▶ Exercise directions
Copy out all of the material exactly as presented.

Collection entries
-.-.-

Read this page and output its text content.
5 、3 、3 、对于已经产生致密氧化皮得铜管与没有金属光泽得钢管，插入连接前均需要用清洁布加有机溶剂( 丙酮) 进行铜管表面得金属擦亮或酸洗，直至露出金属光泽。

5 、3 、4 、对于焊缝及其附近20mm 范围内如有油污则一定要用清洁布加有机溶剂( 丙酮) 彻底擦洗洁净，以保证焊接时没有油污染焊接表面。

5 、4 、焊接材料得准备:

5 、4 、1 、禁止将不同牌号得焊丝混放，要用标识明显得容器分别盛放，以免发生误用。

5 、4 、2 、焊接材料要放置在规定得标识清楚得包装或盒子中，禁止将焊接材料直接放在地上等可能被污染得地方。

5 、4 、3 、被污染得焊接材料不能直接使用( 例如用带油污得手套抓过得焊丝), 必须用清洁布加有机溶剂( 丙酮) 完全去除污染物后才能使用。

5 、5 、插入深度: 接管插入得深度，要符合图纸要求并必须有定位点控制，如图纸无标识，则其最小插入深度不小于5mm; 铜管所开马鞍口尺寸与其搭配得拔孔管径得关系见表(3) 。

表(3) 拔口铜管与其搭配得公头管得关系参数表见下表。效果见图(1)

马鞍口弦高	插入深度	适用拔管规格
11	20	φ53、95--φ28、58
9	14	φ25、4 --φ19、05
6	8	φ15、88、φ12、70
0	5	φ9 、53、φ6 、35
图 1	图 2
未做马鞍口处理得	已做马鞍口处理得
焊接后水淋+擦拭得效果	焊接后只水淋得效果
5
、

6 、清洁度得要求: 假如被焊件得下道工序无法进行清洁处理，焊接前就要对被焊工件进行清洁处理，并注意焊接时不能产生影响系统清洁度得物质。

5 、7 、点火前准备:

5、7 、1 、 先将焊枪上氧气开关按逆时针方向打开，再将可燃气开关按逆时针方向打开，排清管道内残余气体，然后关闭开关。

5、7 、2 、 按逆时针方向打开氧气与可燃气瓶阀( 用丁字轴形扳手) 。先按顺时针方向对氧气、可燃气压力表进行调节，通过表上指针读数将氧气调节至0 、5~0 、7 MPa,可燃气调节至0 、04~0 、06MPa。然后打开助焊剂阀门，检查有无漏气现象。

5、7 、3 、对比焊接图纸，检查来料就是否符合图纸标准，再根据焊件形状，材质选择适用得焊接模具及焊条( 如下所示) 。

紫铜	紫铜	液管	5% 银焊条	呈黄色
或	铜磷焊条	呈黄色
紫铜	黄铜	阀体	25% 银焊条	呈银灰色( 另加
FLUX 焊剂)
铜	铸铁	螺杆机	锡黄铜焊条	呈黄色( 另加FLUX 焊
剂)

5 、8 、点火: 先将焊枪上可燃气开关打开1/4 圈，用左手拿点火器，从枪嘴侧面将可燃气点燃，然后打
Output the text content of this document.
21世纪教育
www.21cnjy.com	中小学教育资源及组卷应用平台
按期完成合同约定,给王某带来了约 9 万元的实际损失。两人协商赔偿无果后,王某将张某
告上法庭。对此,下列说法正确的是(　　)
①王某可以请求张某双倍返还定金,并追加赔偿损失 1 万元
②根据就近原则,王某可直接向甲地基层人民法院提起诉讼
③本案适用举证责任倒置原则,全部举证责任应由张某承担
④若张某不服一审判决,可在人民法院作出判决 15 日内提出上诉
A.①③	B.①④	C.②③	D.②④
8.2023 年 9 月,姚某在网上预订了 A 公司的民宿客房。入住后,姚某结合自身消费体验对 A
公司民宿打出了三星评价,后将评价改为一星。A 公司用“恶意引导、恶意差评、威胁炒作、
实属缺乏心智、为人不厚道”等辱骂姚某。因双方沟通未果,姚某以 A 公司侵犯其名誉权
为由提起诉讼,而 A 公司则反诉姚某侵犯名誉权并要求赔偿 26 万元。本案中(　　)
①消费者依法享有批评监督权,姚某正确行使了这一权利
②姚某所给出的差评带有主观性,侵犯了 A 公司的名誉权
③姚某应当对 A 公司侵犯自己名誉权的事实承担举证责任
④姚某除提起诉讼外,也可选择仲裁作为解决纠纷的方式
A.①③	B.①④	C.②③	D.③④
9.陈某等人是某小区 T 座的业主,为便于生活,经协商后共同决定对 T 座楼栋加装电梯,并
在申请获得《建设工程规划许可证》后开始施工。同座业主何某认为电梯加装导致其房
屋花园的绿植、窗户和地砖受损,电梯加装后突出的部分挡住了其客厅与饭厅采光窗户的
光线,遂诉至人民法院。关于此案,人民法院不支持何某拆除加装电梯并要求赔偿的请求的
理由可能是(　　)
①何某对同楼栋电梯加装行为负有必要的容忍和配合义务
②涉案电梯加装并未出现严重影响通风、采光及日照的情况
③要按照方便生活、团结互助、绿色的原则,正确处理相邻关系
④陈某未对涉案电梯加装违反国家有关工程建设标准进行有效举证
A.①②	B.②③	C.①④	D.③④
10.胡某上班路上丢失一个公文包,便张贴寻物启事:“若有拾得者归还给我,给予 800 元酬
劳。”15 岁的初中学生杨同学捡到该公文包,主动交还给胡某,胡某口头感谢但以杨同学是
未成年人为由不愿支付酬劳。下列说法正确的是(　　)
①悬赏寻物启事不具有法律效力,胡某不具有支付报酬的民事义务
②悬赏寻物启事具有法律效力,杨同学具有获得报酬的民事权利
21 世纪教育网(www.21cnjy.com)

-.-.-

▶ Solved exercise
Read this page and output its text content.
5 、3 、3 、对于已经产生致密氧化皮得铜管与没有金属光泽得钢管，插入连接前均需要用清洁布加有机溶剂( 丙酮) 进行铜管表面得金属擦亮或酸洗，直至露出金属光泽。

5 、3 、4 、对于焊缝及其附近20mm 范围内如有油污则一定要用清洁布加有机溶剂( 丙酮) 彻底擦洗洁净，以保证焊接时没有油污染焊接表面。

5 、4 、焊接材料得准备:

5 、4 、1 、禁止将不同牌号得焊丝混放，要用标识明显得容器分别盛放，以免发生误用。

5 、4 、2 、焊接材料要放置在规定得标识清楚得包装或盒子中，禁止将焊接材料直接放在地上等可能被污染得地方。

5 、4 、3 、被污染得焊接材料不能直接使用( 例如用带油污得手套抓过得焊丝), 必须用清洁布加有机溶剂( 丙酮) 完全去除污染物后才能使用。

5 、5 、插入深度: 接管插入得深度，要符合图纸要求并必须有定位点控制，如图纸无标识，则其最小插入深度不小于5mm; 铜管所开马鞍口尺寸与其搭配得拔孔管径得关系见表(3) 。

表(3) 拔口铜管与其搭配得公头管得关系参数表见下表。效果见图(1)

马鞍口弦高	插入深度	适用拔管规格
11	20	φ53、95--φ28、58
9	14	φ25、4 --φ19、05
6	8	φ15、88、φ12、70
0	5	φ9 、53、φ6 、35
图 1	图 2
未做马鞍口处理得	已做马鞍口处理得
焊接后水淋+擦拭得效果	焊接后只水淋得效果
5
、

6 、清洁度得要求: 假如被焊件得下道工序无法进行清洁处理，焊接前就要对被焊工件进行清洁处理，并注意焊接时不能产生影响系统清洁度得物质。

5 、7 、点火前准备:

5、7 、1 、 先将焊枪上氧气开关按逆时针方向打开，再将可燃气开关按逆时针方向打开，排清管道内残余气体，然后关闭开关。

5、7 、2 、 按逆时针方向打开氧气与可燃气瓶阀( 用丁字轴形扳手) 。先按顺时针方向对氧气、可燃气压力表进行调节，通过表上指针读数将氧气调节至0 、5~0 、7 MPa,可燃气调节至0 、04~0 、06MPa。然后打开助焊剂阀门，检查有无漏气现象。

5、7 、3 、对比焊接图纸，检查来料就是否符合图纸标准，再根据焊件形状，材质选择适用得焊接模具及焊条( 如下所示) 。

紫铜	紫铜	液管	5% 银焊条	呈黄色
或	铜磷焊条	呈黄色
紫铜	黄铜	阀体	25% 银焊条	呈银灰色( 另加
FLUX 焊剂)
铜	铸铁	螺杆机	锡黄铜焊条	呈黄色( 另加FLUX 焊
剂)

5 、8 、点火: 先将焊枪上可燃气开关打开1/4 圈，用左手拿点火器，从枪嘴侧面将可燃气点燃，然后打
Output the text content of this document.
21世纪教育
www.21cnjy.com	中小学教育资源及组卷应用平台
按期完成合同约定,给王某带来了约 9 万元的实际损失。两人协商赔偿无果后,王某将张某
告上法庭。对此,下列说法正确的是(　　)
①王某可以请求张某双倍返还定金,并追加赔偿损失 1 万元
②根据就近原则,王某可直接向甲地基层人民法院提起诉讼
③本案适用举证责任倒置原则,全部举证责任应由张某承担
④若张某不服一审判决,可在人民法院作出判决 15 日内提出上诉
A.①③	B.①④	C.②③	D.②④
8.2023 年 9 月,姚某在网上预订了 A 公司的民宿客房。入住后,姚某结合自身消费体验对 A
公司民宿打出了三星评价,后将评价改为一星。A 公司用“恶意引导、恶意差评、威胁炒作、
实属缺乏心智、为人不厚道”等辱骂姚某。因双方沟通未果,姚某以 A 公司侵犯其名誉权
为由提起诉讼,而 A 公司则反诉姚某侵犯名誉权并要求赔偿 26 万元。本案中(　　)
①消费者依法享有批评监督权,姚某正确行使了这一权利
②姚某所给出的差评带有主观性,侵犯了 A 公司的名誉权
③姚某应当对 A 公司侵犯自己名誉权的事实承担举证责任
④姚某除提起诉讼外,也可选择仲裁作为解决纠纷的方式
A.①③	B.①④	C.②③	D.③④
9.陈某等人是某小区 T 座的业主,为便于生活,经协商后共同决定对 T 座楼栋加装电梯,并
在申请获得《建设工程规划许可证》后开始施工。同座业主何某认为电梯加装导致其房
屋花园的绿植、窗户和地砖受损,电梯加装后突出的部分挡住了其客厅与饭厅采光窗户的
光线,遂诉至人民法院。关于此案,人民法院不支持何某拆除加装电梯并要求赔偿的请求的
理由可能是(　　)
①何某对同楼栋电梯加装行为负有必要的容忍和配合义务
②涉案电梯加装并未出现严重影响通风、采光及日照的情况
③要按照方便生活、团结互助、绿色的原则,正确处理相邻关系
④陈某未对涉案电梯加装违反国家有关工程建设标准进行有效举证
A.①②	B.②③	C.①④	D.③④
10.胡某上班路上丢失一个公文包,便张贴寻物启事:“若有拾得者归还给我,给予 800 元酬
劳。”15 岁的初中学生杨同学捡到该公文包,主动交还给胡某,胡某口头感谢但以杨同学是
未成年人为由不愿支付酬劳。下列说法正确的是(　　)
①悬赏寻物启事不具有法律效力,胡某不具有支付报酬的民事义务
②悬赏寻物启事具有法律效力,杨同学具有获得报酬的民事权利
21 世纪教育网(www.21cnjy.com)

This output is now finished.